• [Aim] Each line below must be set down exactly; omit any image you find.

Stored data
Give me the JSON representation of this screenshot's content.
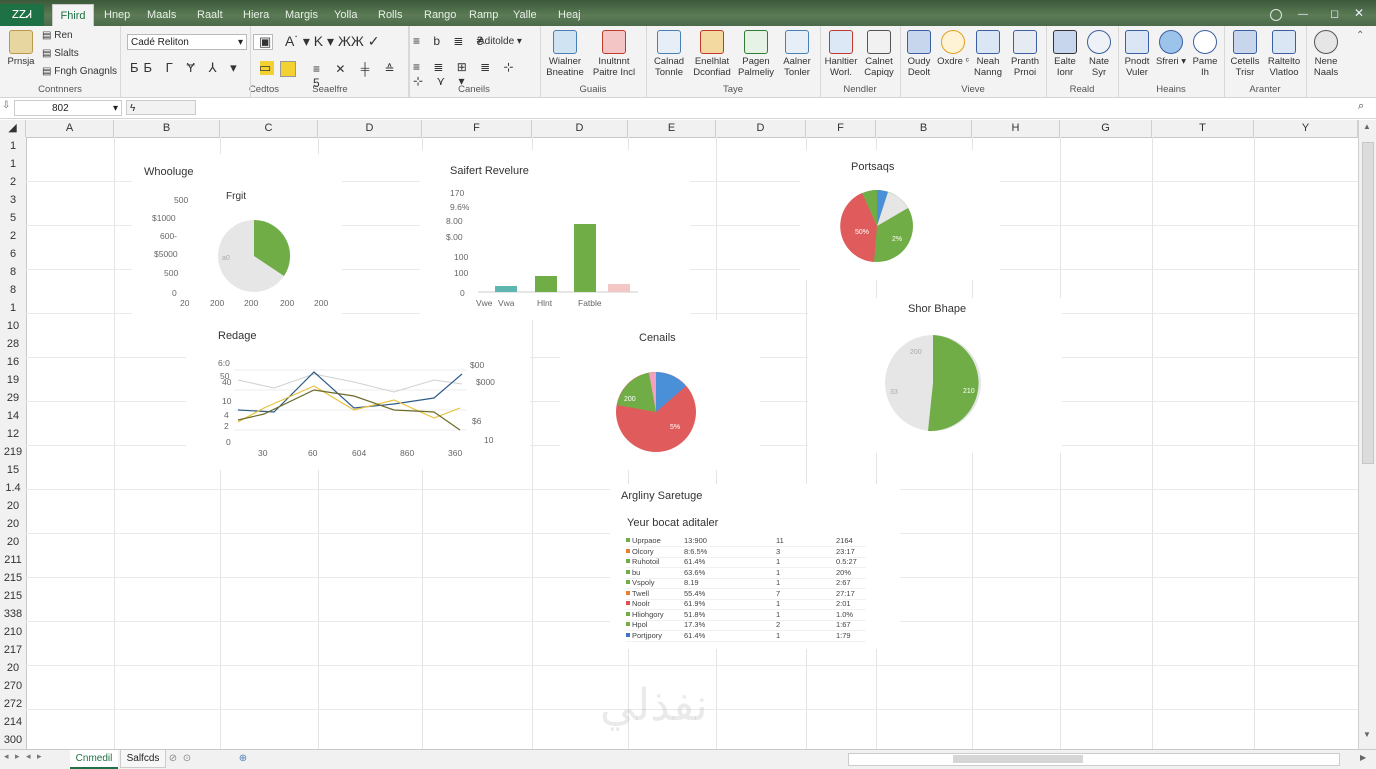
{
  "window": {
    "file_tab": "ᏃᏃᏗ",
    "active_tab": "Fhird",
    "tabs": [
      "Hnep",
      "Maals",
      "Raalt",
      "Hiera",
      "Margis",
      "Yolla",
      "Rolls",
      "Rango",
      "Ramp",
      "Yalle",
      "Heaj"
    ],
    "watermark": "نفذلي"
  },
  "ribbon": {
    "clipboard": {
      "paste_label": "Prnsja",
      "items": [
        "Ren",
        "Slalts",
        "Fngh Gnagnls"
      ],
      "group_label": "Contnners"
    },
    "font": {
      "font_name": "Cadé Reliton",
      "font_size": "",
      "group_label": "Cedtos"
    },
    "alignment": {
      "group_label": "Seaelfre"
    },
    "number": {
      "format": "Aditolde",
      "group_label": "Caneils"
    },
    "styles": {
      "buttons": [
        "Wialner Bneatine",
        "Inultnnt Paitre Incl"
      ],
      "group_label": "Guaiis"
    },
    "cells": {
      "buttons": [
        "Calnad Tonnle",
        "Enelhlat Dconfiad",
        "Pagen Palmeliy",
        "Aalner Tonler"
      ],
      "group_label": "Taye"
    },
    "editing": {
      "buttons": [
        "Hanltier Worl.",
        "Calnet Capiqy"
      ],
      "group_label": "Nendler"
    },
    "view": {
      "buttons": [
        "Oudy Deolt",
        "Oxdre ᶜ",
        "Neah Nanng",
        "Pranth Prnoi"
      ],
      "group_label": "Vieve"
    },
    "review": {
      "buttons": [
        "Ealte Ionr",
        "Nate Syr"
      ],
      "group_label": "Reald"
    },
    "insert": {
      "buttons": [
        "Pnodt Vuler",
        "Sfreri ▾",
        "Pame Ih"
      ],
      "group_label": "Heains"
    },
    "arrange": {
      "buttons": [
        "Cetells Trisr",
        "Raltelto Vlatloo"
      ],
      "group_label": "Aranter"
    },
    "extra": {
      "buttons": [
        "Nene Naals"
      ]
    }
  },
  "formula_bar": {
    "name_box": "802",
    "fx": "ϟ",
    "formula": ""
  },
  "columns": [
    "A",
    "B",
    "C",
    "D",
    "F",
    "D",
    "E",
    "D",
    "F",
    "B",
    "H",
    "G",
    "T",
    "Y"
  ],
  "rows": [
    "1",
    "1",
    "2",
    "3",
    "5",
    "2",
    "6",
    "8",
    "8",
    "1",
    "10",
    "28",
    "16",
    "19",
    "29",
    "14",
    "12",
    "219",
    "15",
    "1.4",
    "20",
    "20",
    "20",
    "211",
    "215",
    "215",
    "338",
    "210",
    "217",
    "20",
    "270",
    "272",
    "214",
    "300"
  ],
  "charts": {
    "pie1": {
      "title": "Whooluge",
      "subtitle": "Frgit",
      "y_ticks": [
        "500",
        "$1000",
        "600-",
        "$5000",
        "500",
        "0"
      ],
      "x_ticks": [
        "20",
        "200",
        "200",
        "200",
        "200"
      ],
      "slice_label": "a0"
    },
    "bar": {
      "title": "Saifert Revelure",
      "y_ticks": [
        "170",
        "9.6%",
        "8.00",
        "$.00",
        "100",
        "100",
        "0"
      ],
      "x_labels": [
        "Vwe",
        "Vwa",
        "Hlnt",
        "Fatble"
      ]
    },
    "pie2": {
      "title": "Portsaqs",
      "labels": [
        "50%",
        "2%"
      ]
    },
    "line": {
      "title": "Redage",
      "y_ticks": [
        "6:0",
        "50",
        "40",
        "10",
        "4",
        "2",
        "0"
      ],
      "y2_ticks": [
        "$00",
        "$000",
        "$6",
        "10"
      ],
      "x_ticks": [
        "30",
        "60",
        "604",
        "860",
        "360"
      ]
    },
    "pie3": {
      "title": "Cenails",
      "labels": [
        "200",
        "5%"
      ]
    },
    "pie4": {
      "title": "Shor Bhape",
      "labels": [
        "200",
        "33",
        "210"
      ]
    }
  },
  "table": {
    "section_title": "Argliny Saretuge",
    "subtitle": "Yeur bocat aditaler",
    "rows": [
      {
        "name": "Uprpaoe",
        "v1": "13:900",
        "v2": "11",
        "v3": "2164",
        "color": "#70ad47"
      },
      {
        "name": "Olcory",
        "v1": "8:6.5%",
        "v2": "3",
        "v3": "23:17",
        "color": "#ed7d31"
      },
      {
        "name": "Ruhotoil",
        "v1": "61.4%",
        "v2": "1",
        "v3": "0.5:27",
        "color": "#70ad47"
      },
      {
        "name": "bu",
        "v1": "63.6%",
        "v2": "1",
        "v3": "20%",
        "color": "#70ad47"
      },
      {
        "name": "Vspoly",
        "v1": "8.19",
        "v2": "1",
        "v3": "2:67",
        "color": "#70ad47"
      },
      {
        "name": "Twell",
        "v1": "55.4%",
        "v2": "7",
        "v3": "27:17",
        "color": "#ed7d31"
      },
      {
        "name": "Noolr",
        "v1": "61.9%",
        "v2": "1",
        "v3": "2:01",
        "color": "#e05050"
      },
      {
        "name": "Hliohgory",
        "v1": "51.8%",
        "v2": "1",
        "v3": "1.0%",
        "color": "#70ad47"
      },
      {
        "name": "Hpol",
        "v1": "17.3%",
        "v2": "2",
        "v3": "1:67",
        "color": "#70ad47"
      },
      {
        "name": "Portjpory",
        "v1": "61.4%",
        "v2": "1",
        "v3": "1:79",
        "color": "#4472c4"
      }
    ]
  },
  "sheets": {
    "tabs": [
      "Cnmedil",
      "Salfcds"
    ],
    "icons": [
      "⊘",
      "⊙",
      "⊕"
    ]
  },
  "colors": {
    "green": "#70ad47",
    "red": "#e05c5c",
    "blue": "#4a90d9",
    "teal": "#5fb5b0",
    "grey": "#e6e6e6",
    "yellow": "#e8c23a",
    "navy": "#2f5c8a",
    "olive": "#6b6b2a"
  }
}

• [Correct response]
Give me the JSON representation of this screenshot's content.
{
  "window": {
    "file_tab": "ᏃᏃᏗ",
    "active_tab": "Fhird",
    "tabs": [
      "Hnep",
      "Maals",
      "Raalt",
      "Hiera",
      "Margis",
      "Yolla",
      "Rolls",
      "Rango",
      "Ramp",
      "Yalle",
      "Heaj"
    ],
    "watermark": "نفذلي"
  },
  "ribbon": {
    "clipboard": {
      "paste_label": "Prnsja",
      "items": [
        "Ren",
        "Slalts",
        "Fngh Gnagnls"
      ],
      "group_label": "Contnners"
    },
    "font": {
      "font_name": "Cadé Reliton",
      "font_size": "",
      "group_label": "Cedtos"
    },
    "alignment": {
      "group_label": "Seaelfre"
    },
    "number": {
      "format": "Aditolde",
      "group_label": "Caneils"
    },
    "styles": {
      "buttons": [
        "Wialner Bneatine",
        "Inultnnt Paitre Incl"
      ],
      "group_label": "Guaiis"
    },
    "cells": {
      "buttons": [
        "Calnad Tonnle",
        "Enelhlat Dconfiad",
        "Pagen Palmeliy",
        "Aalner Tonler"
      ],
      "group_label": "Taye"
    },
    "editing": {
      "buttons": [
        "Hanltier Worl.",
        "Calnet Capiqy"
      ],
      "group_label": "Nendler"
    },
    "view": {
      "buttons": [
        "Oudy Deolt",
        "Oxdre ᶜ",
        "Neah Nanng",
        "Pranth Prnoi"
      ],
      "group_label": "Vieve"
    },
    "review": {
      "buttons": [
        "Ealte Ionr",
        "Nate Syr"
      ],
      "group_label": "Reald"
    },
    "insert": {
      "buttons": [
        "Pnodt Vuler",
        "Sfreri ▾",
        "Pame Ih"
      ],
      "group_label": "Heains"
    },
    "arrange": {
      "buttons": [
        "Cetells Trisr",
        "Raltelto Vlatloo"
      ],
      "group_label": "Aranter"
    },
    "extra": {
      "buttons": [
        "Nene Naals"
      ]
    }
  },
  "formula_bar": {
    "name_box": "802",
    "fx": "ϟ",
    "formula": ""
  },
  "columns": [
    "A",
    "B",
    "C",
    "D",
    "F",
    "D",
    "E",
    "D",
    "F",
    "B",
    "H",
    "G",
    "T",
    "Y"
  ],
  "rows": [
    "1",
    "1",
    "2",
    "3",
    "5",
    "2",
    "6",
    "8",
    "8",
    "1",
    "10",
    "28",
    "16",
    "19",
    "29",
    "14",
    "12",
    "219",
    "15",
    "1.4",
    "20",
    "20",
    "20",
    "211",
    "215",
    "215",
    "338",
    "210",
    "217",
    "20",
    "270",
    "272",
    "214",
    "300"
  ],
  "charts": {
    "pie1": {
      "title": "Whooluge",
      "subtitle": "Frgit",
      "y_ticks": [
        "500",
        "$1000",
        "600-",
        "$5000",
        "500",
        "0"
      ],
      "x_ticks": [
        "20",
        "200",
        "200",
        "200",
        "200"
      ],
      "slice_label": "a0"
    },
    "bar": {
      "title": "Saifert Revelure",
      "y_ticks": [
        "170",
        "9.6%",
        "8.00",
        "$.00",
        "100",
        "100",
        "0"
      ],
      "x_labels": [
        "Vwe",
        "Vwa",
        "Hlnt",
        "Fatble"
      ]
    },
    "pie2": {
      "title": "Portsaqs",
      "labels": [
        "50%",
        "2%"
      ]
    },
    "line": {
      "title": "Redage",
      "y_ticks": [
        "6:0",
        "50",
        "40",
        "10",
        "4",
        "2",
        "0"
      ],
      "y2_ticks": [
        "$00",
        "$000",
        "$6",
        "10"
      ],
      "x_ticks": [
        "30",
        "60",
        "604",
        "860",
        "360"
      ]
    },
    "pie3": {
      "title": "Cenails",
      "labels": [
        "200",
        "5%"
      ]
    },
    "pie4": {
      "title": "Shor Bhape",
      "labels": [
        "200",
        "33",
        "210"
      ]
    }
  },
  "table": {
    "section_title": "Argliny Saretuge",
    "subtitle": "Yeur bocat aditaler",
    "rows": [
      {
        "name": "Uprpaoe",
        "v1": "13:900",
        "v2": "11",
        "v3": "2164",
        "color": "#70ad47"
      },
      {
        "name": "Olcory",
        "v1": "8:6.5%",
        "v2": "3",
        "v3": "23:17",
        "color": "#ed7d31"
      },
      {
        "name": "Ruhotoil",
        "v1": "61.4%",
        "v2": "1",
        "v3": "0.5:27",
        "color": "#70ad47"
      },
      {
        "name": "bu",
        "v1": "63.6%",
        "v2": "1",
        "v3": "20%",
        "color": "#70ad47"
      },
      {
        "name": "Vspoly",
        "v1": "8.19",
        "v2": "1",
        "v3": "2:67",
        "color": "#70ad47"
      },
      {
        "name": "Twell",
        "v1": "55.4%",
        "v2": "7",
        "v3": "27:17",
        "color": "#ed7d31"
      },
      {
        "name": "Noolr",
        "v1": "61.9%",
        "v2": "1",
        "v3": "2:01",
        "color": "#e05050"
      },
      {
        "name": "Hliohgory",
        "v1": "51.8%",
        "v2": "1",
        "v3": "1.0%",
        "color": "#70ad47"
      },
      {
        "name": "Hpol",
        "v1": "17.3%",
        "v2": "2",
        "v3": "1:67",
        "color": "#70ad47"
      },
      {
        "name": "Portjpory",
        "v1": "61.4%",
        "v2": "1",
        "v3": "1:79",
        "color": "#4472c4"
      }
    ]
  },
  "sheets": {
    "tabs": [
      "Cnmedil",
      "Salfcds"
    ],
    "icons": [
      "⊘",
      "⊙",
      "⊕"
    ]
  },
  "colors": {
    "green": "#70ad47",
    "red": "#e05c5c",
    "blue": "#4a90d9",
    "teal": "#5fb5b0",
    "grey": "#e6e6e6",
    "yellow": "#e8c23a",
    "navy": "#2f5c8a",
    "olive": "#6b6b2a"
  }
}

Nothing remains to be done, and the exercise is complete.